## [TASK GOAL]
Work out how many lines of the records hold the string "jejich", and reply with that number alone.

[Stored records]
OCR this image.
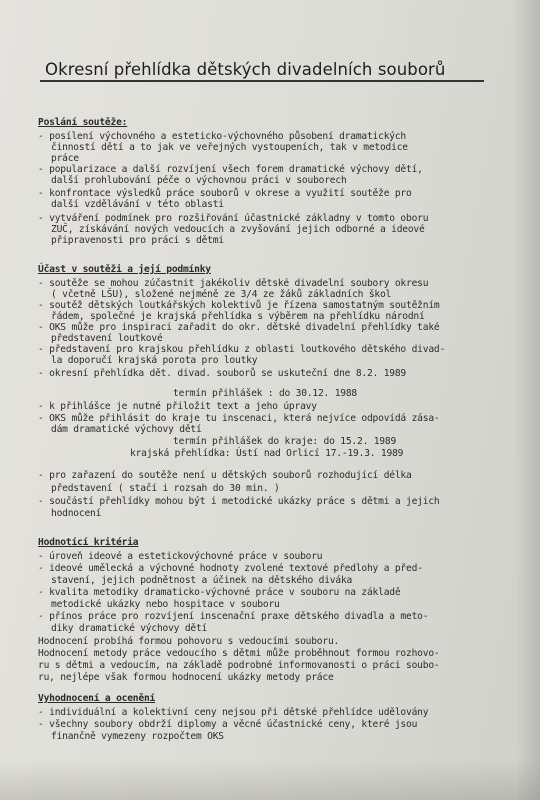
Okresní přehlídka dětských divadelních souborů
Poslání soutěže:
- posílení výchovného a esteticko-výchovného působení dramatických
činností dětí a to jak ve veřejných vystoupeních, tak v metodice
práce
- popularizace a další rozvíjení všech forem dramatické výchovy dětí,
další prohlubování péče o výchovnou práci v souborech
- konfrontace výsledků práce souborů v okrese a využití soutěže pro
další vzdělávání v této oblasti
- vytváření podmínek pro rozšiřování účastnické základny v tomto oboru
ZUČ, získávání nových vedoucích a zvyšování jejich odborné a ideové
připravenosti pro práci s dětmi
Účast v soutěži a její podmínky
- soutěže se mohou zúčastnit jakékoliv dětské divadelní soubory okresu
( včetně LŠU), složené nejméně ze 3/4 ze žáků základních škol
- soutěž dětských loutkářských kolektivů je řízena samostatným soutěžním
řádem, společné je krajská přehlídka s výběrem na přehlídku národní
- OKS může pro inspiraci zařadit do okr. dětské divadelní přehlídky také
představení loutkové
- představení pro krajskou přehlídku z oblasti loutkového dětského divad-
la doporučí krajská porota pro loutky
- okresní přehlídka dět. divad. souborů se uskuteční dne 8.2. 1989
termín přihlášek : do 30.12. 1988
- k přihlášce je nutné přiložit text a jeho úpravy
- OKS může přihlásit do kraje tu inscenaci, která nejvíce odpovídá zása-
dám dramatické výchovy dětí
termín přihlášek do kraje: do 15.2. 1989
krajská přehlídka: Ústí nad Orlicí 17.-19.3. 1989
- pro zařazení do soutěže není u dětských souborů rozhodující délka
představení ( stačí i rozsah do 30 min. )
- součástí přehlídky mohou být i metodické ukázky práce s dětmi a jejich
hodnocení
Hodnotící kritéria
- úroveň ideové a estetickovýchovné práce v souboru
- ideové umělecká a výchovné hodnoty zvolené textové předlohy a před-
stavení, jejich podnětnost a účinek na dětského diváka
- kvalita metodiky dramaticko-výchovné práce v souboru na základě
metodické ukázky nebo hospitace v souboru
- přínos práce pro rozvíjení inscenační praxe dětského divadla a meto-
diky dramatické výchovy dětí
Hodnocení probíhá formou pohovoru s vedoucími souboru.
Hodnocení metody práce vedoucího s dětmi může proběhnout formou rozhovo-
ru s dětmi a vedoucím, na základě podrobné informovanosti o práci soubo-
ru, nejlépe však formou hodnocení ukázky metody práce
Vyhodnocení a ocenění
- individuální a kolektivní ceny nejsou při dětské přehlídce udělovány
- všechny soubory obdrží diplomy a věcné účastnické ceny, které jsou
finančně vymezeny rozpočtem OKS
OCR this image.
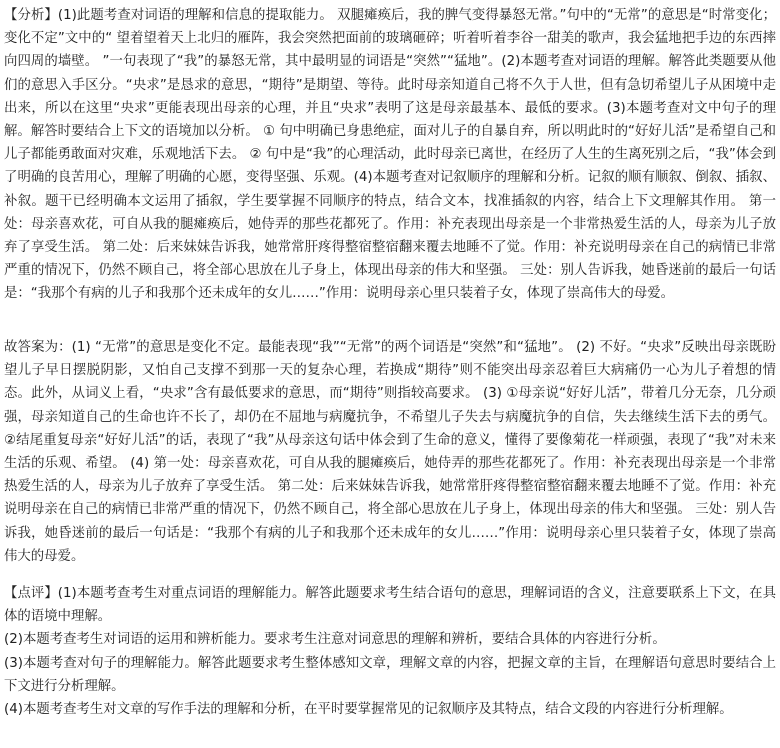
【分析】(1)此题考查对词语的理解和信息的提取能力。 双腿瘫痪后，我的脾气变得暴怒无常。”句中的“无常”的意思是“时常变化；变化不定”文中的“ 望着望着天上北归的雁阵，我会突然把面前的玻璃砸碎；听着听着李谷一甜美的歌声，我会猛地把手边的东西摔向四周的墙壁。 ”一句表现了“我”的暴怒无常，其中最明显的词语是“突然”“猛地”。(2)本题考查对词语的理解。解答此类题要从他们的意思入手区分。“央求”是恳求的意思，“期待”是期望、等待。此时母亲知道自己将不久于人世，但有急切希望儿子从困境中走出来，所以在这里“央求”更能表现出母亲的心理，并且“央求”表明了这是母亲最基本、最低的要求。(3)本题考查对文中句子的理解。解答时要结合上下文的语境加以分析。 ① 句中明确已身患绝症，面对儿子的自暴自弃，所以明此时的“好好儿活”是希望自己和儿子都能勇敢面对灾难，乐观地活下去。 ② 句中是“我”的心理活动，此时母亲已离世，在经历了人生的生离死别之后，“我”体会到了明确的良苦用心，理解了明确的心愿，变得坚强、乐观。(4)本题考查对记叙顺序的理解和分析。记叙的顺有顺叙、倒叙、插叙、补叙。题干已经明确本文运用了插叙，学生要掌握不同顺序的特点，结合文本，找准插叙的内容，结合上下文理解其作用。 第一处：母亲喜欢花，可自从我的腿瘫痪后，她侍弄的那些花都死了。作用：补充表现出母亲是一个非常热爱生活的人，母亲为儿子放弃了享受生活。 第二处：后来妹妹告诉我，她常常肝疼得整宿整宿翻来覆去地睡不了觉。作用：补充说明母亲在自己的病情已非常严重的情况下，仍然不顾自己，将全部心思放在儿子身上，体现出母亲的伟大和坚强。 三处：别人告诉我，她昏迷前的最后一句话是：“我那个有病的儿子和我那个还未成年的女儿……”作用：说明母亲心里只装着子女，体现了崇高伟大的母爱。

故答案为：(1) “无常”的意思是变化不定。最能表现“我”“无常”的两个词语是“突然”和“猛地”。 (2) 不好。“央求”反映出母亲既盼望儿子早日摆脱阴影，又怕自己支撑不到那一天的复杂心理，若换成“期待”则不能突出母亲忍着巨大病痛仍一心为儿子着想的情态。此外，从词义上看，“央求”含有最低要求的意思，而“期待”则指较高要求。 (3) ①母亲说“好好儿活”，带着几分无奈，几分顽强，母亲知道自己的生命也许不长了，却仍在不屈地与病魔抗争，不希望儿子失去与病魔抗争的自信，失去继续生活下去的勇气。②结尾重复母亲“好好儿活”的话，表现了“我”从母亲这句话中体会到了生命的意义，懂得了要像菊花一样顽强，表现了“我”对未来生活的乐观、希望。 (4) 第一处：母亲喜欢花，可自从我的腿瘫痪后，她侍弄的那些花都死了。作用：补充表现出母亲是一个非常热爱生活的人，母亲为儿子放弃了享受生活。 第二处：后来妹妹告诉我，她常常肝疼得整宿整宿翻来覆去地睡不了觉。作用：补充说明母亲在自己的病情已非常严重的情况下，仍然不顾自己，将全部心思放在儿子身上，体现出母亲的伟大和坚强。 三处：别人告诉我，她昏迷前的最后一句话是：“我那个有病的儿子和我那个还未成年的女儿……”作用：说明母亲心里只装着子女，体现了崇高伟大的母爱。

【点评】(1)本题考查考生对重点词语的理解能力。解答此题要求考生结合语句的意思，理解词语的含义，注意要联系上下文，在具体的语境中理解。

(2)本题考查考生对词语的运用和辨析能力。要求考生注意对词意思的理解和辨析，要结合具体的内容进行分析。

(3)本题考查对句子的理解能力。解答此题要求考生整体感知文章，理解文章的内容，把握文章的主旨，在理解语句意思时要结合上下文进行分析理解。

(4)本题考查考生对文章的写作手法的理解和分析，在平时要掌握常见的记叙顺序及其特点，结合文段的内容进行分析理解。
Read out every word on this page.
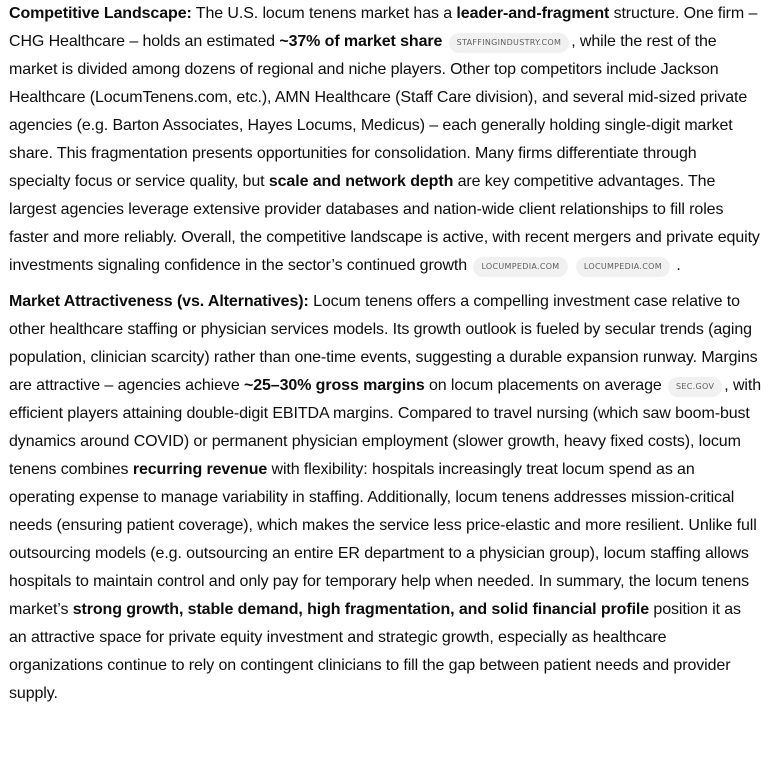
Competitive Landscape: The U.S. locum tenens market has a leader-and-fragment structure. One firm – CHG Healthcare – holds an estimated ~37% of market share STAFFINGINDUSTRY.COM , while the rest of the market is divided among dozens of regional and niche players. Other top competitors include Jackson Healthcare (LocumTenens.com, etc.), AMN Healthcare (Staff Care division), and several mid-sized private agencies (e.g. Barton Associates, Hayes Locums, Medicus) – each generally holding single-digit market share. This fragmentation presents opportunities for consolidation. Many firms differentiate through specialty focus or service quality, but scale and network depth are key competitive advantages. The largest agencies leverage extensive provider databases and nation-wide client relationships to fill roles faster and more reliably. Overall, the competitive landscape is active, with recent mergers and private equity investments signaling confidence in the sector’s continued growth LOCUMPEDIA.COM	LOCUMPEDIA.COM .

Market Attractiveness (vs. Alternatives): Locum tenens offers a compelling investment case relative to other healthcare staffing or physician services models. Its growth outlook is fueled by secular trends (aging population, clinician scarcity) rather than one-time events, suggesting a durable expansion runway. Margins are attractive – agencies achieve ~25–30% gross margins on locum placements on average SEC.GOV , with efficient players attaining double-digit EBITDA margins. Compared to travel nursing (which saw boom-bust dynamics around COVID) or permanent physician employment (slower growth, heavy fixed costs), locum tenens combines recurring revenue with flexibility: hospitals increasingly treat locum spend as an operating expense to manage variability in staffing. Additionally, locum tenens addresses mission-critical needs (ensuring patient coverage), which makes the service less price-elastic and more resilient. Unlike full outsourcing models (e.g. outsourcing an entire ER department to a physician group), locum staffing allows hospitals to maintain control and only pay for temporary help when needed. In summary, the locum tenens market’s strong growth, stable demand, high fragmentation, and solid financial profile position it as an attractive space for private equity investment and strategic growth, especially as healthcare organizations continue to rely on contingent clinicians to fill the gap between patient needs and provider supply.
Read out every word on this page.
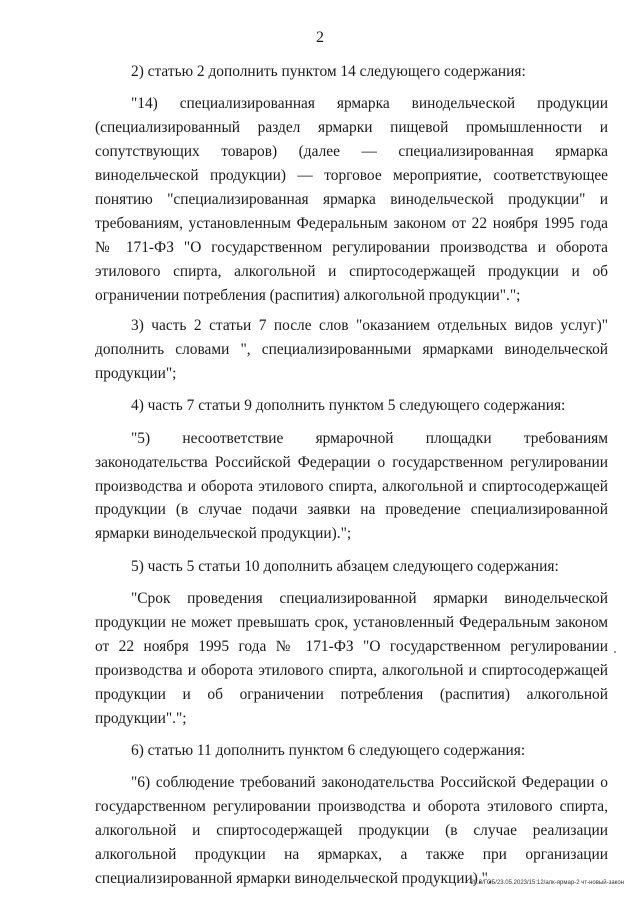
2

2) статью 2 дополнить пунктом 14 следующего содержания:

"14) специализированная ярмарка винодельческой продукции (специализированный раздел ярмарки пищевой промышленности и сопутствующих товаров) (далее — специализированная ярмарка винодельческой продукции) — торговое мероприятие, соответствующее понятию "специализированная ярмарка винодельческой продукции" и требованиям, установленным Федеральным законом от 22 ноября 1995 года № 171-ФЗ "О государственном регулировании производства и оборота этилового спирта, алкогольной и спиртосодержащей продукции и об ограничении потребления (распития) алкогольной продукции".";

3) часть 2 статьи 7 после слов "оказанием отдельных видов услуг)" дополнить словами ", специализированными ярмарками винодельческой продукции";

4) часть 7 статьи 9 дополнить пунктом 5 следующего содержания:

"5) несоответствие ярмарочной площадки требованиям законодательства Российской Федерации о государственном регулировании производства и оборота этилового спирта, алкогольной и спиртосодержащей продукции (в случае подачи заявки на проведение специализированной ярмарки винодельческой продукции).";

5) часть 5 статьи 10 дополнить абзацем следующего содержания:

"Срок проведения специализированной ярмарки винодельческой продукции не может превышать срок, установленный Федеральным законом от 22 ноября 1995 года № 171-ФЗ "О государственном регулировании производства и оборота этилового спирта, алкогольной и спиртосодержащей продукции и об ограничении потребления (распития) алкогольной продукции".";

6) статью 11 дополнить пунктом 6 следующего содержания:

"6) соблюдение требований законодательства Российской Федерации о государственном регулировании производства и оборота этилового спирта, алкогольной и спиртосодержащей продукции (в случае реализации алкогольной продукции на ярмарках, а также при организации специализированной ярмарки винодельческой продукции).".

20.3/ГОБ/23.05.2023/15:12/алк-ярмар-2 чт-новый-закон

## [TASK RESULT]
3